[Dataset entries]
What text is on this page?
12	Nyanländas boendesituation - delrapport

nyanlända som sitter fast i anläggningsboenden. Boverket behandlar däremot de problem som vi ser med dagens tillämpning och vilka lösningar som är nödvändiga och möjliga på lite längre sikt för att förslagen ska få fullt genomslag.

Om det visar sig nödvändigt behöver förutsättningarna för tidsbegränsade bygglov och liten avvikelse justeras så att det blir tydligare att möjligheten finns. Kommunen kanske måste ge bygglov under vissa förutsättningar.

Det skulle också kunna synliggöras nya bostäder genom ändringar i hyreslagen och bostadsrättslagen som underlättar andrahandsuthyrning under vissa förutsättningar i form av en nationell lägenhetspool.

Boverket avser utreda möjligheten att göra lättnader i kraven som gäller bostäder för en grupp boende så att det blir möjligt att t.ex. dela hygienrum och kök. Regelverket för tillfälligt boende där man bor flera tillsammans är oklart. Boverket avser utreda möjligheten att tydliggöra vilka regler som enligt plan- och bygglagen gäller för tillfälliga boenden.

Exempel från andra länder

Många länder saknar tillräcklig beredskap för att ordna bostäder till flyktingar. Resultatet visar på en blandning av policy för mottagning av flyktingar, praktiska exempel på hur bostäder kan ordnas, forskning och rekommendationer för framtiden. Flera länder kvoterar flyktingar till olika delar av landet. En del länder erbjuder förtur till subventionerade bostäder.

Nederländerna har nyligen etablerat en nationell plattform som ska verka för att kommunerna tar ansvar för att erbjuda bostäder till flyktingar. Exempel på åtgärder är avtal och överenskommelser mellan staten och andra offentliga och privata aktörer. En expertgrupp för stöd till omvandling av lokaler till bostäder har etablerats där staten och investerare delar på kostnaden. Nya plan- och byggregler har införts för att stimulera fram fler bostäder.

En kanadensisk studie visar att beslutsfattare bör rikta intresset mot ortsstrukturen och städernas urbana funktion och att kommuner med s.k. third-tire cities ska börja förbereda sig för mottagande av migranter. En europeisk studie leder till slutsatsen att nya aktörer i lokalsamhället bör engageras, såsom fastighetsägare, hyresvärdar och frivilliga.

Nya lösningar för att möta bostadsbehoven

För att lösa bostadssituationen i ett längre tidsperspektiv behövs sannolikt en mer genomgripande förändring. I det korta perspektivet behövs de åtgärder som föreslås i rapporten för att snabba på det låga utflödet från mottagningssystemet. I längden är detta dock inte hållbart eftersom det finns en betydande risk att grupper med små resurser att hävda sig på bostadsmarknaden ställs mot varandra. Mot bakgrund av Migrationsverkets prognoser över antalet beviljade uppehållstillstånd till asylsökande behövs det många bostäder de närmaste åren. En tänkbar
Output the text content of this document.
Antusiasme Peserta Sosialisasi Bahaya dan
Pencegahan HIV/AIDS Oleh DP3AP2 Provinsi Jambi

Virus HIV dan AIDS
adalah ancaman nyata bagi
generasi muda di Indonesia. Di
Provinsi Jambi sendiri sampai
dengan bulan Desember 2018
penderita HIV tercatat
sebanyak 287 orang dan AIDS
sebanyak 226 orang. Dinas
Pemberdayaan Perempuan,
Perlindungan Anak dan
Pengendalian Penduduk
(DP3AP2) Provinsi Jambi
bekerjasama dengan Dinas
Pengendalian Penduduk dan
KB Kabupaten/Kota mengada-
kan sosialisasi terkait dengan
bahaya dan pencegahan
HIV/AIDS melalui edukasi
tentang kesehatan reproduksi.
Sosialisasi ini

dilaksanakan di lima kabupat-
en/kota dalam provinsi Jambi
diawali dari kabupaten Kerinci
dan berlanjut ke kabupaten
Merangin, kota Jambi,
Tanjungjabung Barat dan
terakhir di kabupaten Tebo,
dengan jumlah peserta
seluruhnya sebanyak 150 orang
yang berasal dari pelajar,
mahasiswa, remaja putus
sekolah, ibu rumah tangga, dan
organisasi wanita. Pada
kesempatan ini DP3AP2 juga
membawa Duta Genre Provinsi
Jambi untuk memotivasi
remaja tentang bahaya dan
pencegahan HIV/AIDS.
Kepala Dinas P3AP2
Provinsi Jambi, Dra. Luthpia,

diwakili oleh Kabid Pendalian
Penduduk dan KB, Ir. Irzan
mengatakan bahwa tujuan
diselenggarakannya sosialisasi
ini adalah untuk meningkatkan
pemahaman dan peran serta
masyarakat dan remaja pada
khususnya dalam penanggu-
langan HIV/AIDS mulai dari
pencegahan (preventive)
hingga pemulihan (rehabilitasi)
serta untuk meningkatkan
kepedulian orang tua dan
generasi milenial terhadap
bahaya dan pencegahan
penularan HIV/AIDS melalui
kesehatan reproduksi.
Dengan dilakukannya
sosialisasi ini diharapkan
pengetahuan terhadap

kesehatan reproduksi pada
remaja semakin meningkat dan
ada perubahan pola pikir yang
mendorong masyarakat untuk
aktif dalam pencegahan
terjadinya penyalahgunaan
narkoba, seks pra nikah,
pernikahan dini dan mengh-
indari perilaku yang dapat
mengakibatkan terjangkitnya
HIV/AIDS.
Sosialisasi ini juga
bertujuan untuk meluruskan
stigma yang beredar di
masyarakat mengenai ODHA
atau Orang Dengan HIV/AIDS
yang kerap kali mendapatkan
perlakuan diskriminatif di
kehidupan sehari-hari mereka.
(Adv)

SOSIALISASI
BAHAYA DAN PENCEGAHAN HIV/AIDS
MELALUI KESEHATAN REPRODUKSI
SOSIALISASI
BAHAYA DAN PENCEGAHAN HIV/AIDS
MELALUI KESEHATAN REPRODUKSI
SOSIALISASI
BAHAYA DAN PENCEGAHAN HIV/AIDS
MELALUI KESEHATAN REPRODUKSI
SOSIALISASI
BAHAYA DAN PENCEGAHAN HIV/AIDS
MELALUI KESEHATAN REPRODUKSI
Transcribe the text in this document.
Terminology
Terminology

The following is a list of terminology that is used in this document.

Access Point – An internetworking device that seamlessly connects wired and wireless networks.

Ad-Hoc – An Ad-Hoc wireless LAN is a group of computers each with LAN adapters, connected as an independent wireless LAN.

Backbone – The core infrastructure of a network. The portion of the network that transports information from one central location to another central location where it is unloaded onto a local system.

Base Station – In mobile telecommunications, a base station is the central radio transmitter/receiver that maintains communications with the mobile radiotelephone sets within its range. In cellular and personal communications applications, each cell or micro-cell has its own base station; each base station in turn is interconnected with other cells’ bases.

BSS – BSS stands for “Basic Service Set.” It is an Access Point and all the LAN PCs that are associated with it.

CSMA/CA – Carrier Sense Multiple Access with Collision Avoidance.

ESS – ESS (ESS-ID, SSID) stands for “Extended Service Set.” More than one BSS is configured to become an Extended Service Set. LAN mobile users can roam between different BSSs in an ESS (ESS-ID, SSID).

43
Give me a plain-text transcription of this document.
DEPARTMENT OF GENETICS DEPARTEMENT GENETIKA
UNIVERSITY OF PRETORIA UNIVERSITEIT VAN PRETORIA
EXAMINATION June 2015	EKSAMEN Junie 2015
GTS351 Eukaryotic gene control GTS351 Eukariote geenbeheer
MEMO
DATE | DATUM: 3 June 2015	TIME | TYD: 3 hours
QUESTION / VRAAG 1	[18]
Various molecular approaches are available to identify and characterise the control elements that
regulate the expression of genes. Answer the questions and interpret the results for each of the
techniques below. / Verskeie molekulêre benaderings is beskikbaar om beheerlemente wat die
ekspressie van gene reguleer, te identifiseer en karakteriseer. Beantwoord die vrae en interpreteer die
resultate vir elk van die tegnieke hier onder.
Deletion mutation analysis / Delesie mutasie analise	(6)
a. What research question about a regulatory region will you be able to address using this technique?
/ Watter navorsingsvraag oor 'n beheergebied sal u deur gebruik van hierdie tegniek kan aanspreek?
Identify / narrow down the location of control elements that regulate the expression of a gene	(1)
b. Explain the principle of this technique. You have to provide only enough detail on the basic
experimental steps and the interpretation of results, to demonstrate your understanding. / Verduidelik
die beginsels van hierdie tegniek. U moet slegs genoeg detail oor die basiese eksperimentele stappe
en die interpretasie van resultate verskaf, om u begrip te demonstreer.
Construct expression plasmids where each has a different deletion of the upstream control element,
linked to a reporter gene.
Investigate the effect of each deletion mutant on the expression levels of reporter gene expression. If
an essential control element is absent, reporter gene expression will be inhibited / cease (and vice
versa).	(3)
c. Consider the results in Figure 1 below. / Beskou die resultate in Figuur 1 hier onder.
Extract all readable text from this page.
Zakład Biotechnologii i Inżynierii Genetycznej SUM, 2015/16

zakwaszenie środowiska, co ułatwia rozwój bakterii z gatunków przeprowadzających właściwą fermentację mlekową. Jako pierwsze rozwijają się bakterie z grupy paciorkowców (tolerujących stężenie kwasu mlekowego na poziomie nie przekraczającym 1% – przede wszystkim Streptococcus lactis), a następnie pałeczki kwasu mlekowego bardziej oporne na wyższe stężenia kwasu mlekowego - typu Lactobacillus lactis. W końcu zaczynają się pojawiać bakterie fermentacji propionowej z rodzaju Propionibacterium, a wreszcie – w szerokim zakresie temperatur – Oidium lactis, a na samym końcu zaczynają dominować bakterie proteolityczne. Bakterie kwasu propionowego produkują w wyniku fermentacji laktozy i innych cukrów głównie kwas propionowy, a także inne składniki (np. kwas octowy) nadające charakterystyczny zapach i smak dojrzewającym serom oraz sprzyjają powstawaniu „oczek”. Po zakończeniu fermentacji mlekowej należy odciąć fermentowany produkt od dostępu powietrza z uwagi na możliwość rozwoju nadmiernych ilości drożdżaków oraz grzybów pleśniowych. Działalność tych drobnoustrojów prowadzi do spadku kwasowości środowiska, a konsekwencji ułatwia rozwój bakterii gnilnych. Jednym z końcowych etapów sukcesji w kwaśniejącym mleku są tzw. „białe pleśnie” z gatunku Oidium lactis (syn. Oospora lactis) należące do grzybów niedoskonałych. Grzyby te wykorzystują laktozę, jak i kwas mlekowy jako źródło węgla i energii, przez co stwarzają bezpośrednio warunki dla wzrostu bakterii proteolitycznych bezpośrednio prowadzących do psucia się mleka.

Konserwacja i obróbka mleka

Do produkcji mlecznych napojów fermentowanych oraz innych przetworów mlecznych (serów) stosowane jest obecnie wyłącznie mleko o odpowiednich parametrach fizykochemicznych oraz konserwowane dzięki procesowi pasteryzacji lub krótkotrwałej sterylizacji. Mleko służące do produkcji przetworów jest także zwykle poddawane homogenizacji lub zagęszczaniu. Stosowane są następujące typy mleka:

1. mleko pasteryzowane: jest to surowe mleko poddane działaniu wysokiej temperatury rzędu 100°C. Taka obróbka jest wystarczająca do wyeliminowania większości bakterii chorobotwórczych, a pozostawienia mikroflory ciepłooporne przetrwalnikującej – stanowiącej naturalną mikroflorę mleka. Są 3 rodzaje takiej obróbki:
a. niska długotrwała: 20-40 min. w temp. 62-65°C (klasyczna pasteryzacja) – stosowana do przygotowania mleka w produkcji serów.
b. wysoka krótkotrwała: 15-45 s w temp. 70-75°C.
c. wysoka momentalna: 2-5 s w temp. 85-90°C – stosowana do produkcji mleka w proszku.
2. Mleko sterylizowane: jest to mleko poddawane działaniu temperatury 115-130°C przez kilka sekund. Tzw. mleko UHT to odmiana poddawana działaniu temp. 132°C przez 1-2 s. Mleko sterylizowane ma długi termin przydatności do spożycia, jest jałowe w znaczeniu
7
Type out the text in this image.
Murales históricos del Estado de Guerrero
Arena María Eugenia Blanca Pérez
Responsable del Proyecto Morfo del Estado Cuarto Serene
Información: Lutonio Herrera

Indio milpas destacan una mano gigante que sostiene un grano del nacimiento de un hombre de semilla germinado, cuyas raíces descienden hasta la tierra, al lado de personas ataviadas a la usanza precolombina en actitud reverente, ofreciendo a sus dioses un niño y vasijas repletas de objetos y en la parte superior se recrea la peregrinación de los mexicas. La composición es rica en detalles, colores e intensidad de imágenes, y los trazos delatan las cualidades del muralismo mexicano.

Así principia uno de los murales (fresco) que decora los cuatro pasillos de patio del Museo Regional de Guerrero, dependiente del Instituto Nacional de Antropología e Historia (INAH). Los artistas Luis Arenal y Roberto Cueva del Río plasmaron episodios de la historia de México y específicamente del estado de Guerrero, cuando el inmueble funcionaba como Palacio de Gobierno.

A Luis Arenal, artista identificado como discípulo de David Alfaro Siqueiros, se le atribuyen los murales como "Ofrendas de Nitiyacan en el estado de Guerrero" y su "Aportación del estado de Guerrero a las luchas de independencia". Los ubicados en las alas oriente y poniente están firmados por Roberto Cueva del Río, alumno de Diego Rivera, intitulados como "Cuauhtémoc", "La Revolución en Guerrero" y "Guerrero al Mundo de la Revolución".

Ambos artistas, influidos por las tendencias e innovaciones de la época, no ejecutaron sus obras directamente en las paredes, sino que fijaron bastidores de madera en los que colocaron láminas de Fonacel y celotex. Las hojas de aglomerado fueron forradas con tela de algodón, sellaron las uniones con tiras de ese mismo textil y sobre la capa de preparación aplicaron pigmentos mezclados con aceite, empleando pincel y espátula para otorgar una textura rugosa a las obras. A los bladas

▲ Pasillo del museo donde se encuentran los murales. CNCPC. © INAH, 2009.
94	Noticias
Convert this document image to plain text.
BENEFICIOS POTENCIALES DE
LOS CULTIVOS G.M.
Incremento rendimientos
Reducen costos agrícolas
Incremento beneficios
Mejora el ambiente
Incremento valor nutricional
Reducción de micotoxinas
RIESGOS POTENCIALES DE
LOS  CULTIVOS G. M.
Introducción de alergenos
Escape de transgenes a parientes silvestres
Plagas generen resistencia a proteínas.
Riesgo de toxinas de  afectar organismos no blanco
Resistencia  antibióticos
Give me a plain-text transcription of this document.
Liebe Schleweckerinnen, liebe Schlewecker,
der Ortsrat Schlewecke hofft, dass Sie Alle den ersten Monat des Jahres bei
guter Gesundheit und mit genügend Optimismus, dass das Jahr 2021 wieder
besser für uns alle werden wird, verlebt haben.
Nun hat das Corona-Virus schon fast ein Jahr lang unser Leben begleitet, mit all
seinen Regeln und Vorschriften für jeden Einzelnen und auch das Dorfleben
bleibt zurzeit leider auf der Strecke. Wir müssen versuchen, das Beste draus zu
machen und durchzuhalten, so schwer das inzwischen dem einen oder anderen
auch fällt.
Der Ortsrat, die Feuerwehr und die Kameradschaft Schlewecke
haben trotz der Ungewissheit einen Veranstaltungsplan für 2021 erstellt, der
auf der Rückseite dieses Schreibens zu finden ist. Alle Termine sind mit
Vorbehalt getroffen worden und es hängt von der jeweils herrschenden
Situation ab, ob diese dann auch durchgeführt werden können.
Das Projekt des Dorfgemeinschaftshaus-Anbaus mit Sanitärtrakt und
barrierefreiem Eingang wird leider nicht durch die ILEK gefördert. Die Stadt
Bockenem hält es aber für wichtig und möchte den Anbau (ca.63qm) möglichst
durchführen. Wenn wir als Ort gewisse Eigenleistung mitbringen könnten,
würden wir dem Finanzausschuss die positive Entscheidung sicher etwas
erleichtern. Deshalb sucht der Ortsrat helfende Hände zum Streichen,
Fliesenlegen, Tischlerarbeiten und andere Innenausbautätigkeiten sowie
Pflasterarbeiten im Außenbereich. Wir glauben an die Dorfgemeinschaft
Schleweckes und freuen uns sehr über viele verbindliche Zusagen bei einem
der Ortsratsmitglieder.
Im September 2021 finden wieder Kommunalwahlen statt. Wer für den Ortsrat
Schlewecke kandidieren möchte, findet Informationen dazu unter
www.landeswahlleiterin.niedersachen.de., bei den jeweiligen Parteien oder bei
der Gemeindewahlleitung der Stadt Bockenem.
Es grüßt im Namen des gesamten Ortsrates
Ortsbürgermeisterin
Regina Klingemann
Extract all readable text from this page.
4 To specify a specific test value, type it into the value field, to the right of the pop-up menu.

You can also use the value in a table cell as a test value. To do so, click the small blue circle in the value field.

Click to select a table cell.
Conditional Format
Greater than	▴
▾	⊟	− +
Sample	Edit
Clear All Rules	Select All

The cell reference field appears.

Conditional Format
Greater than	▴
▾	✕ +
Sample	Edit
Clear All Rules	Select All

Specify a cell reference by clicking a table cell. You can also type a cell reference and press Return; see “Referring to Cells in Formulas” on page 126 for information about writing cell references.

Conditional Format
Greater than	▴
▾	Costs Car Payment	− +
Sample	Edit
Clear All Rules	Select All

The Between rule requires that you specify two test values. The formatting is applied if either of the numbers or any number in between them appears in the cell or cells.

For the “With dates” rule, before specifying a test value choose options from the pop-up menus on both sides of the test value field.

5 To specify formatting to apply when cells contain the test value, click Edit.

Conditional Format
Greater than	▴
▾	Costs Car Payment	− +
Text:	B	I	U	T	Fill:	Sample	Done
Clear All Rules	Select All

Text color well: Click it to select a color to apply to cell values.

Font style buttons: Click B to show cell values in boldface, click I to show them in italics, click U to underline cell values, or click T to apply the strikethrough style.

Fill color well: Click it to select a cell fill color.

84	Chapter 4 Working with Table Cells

== Work to complete ==
Would you count the lines in the data that contain "onder" and answer with only the number?

== Answer to the exercise ==
2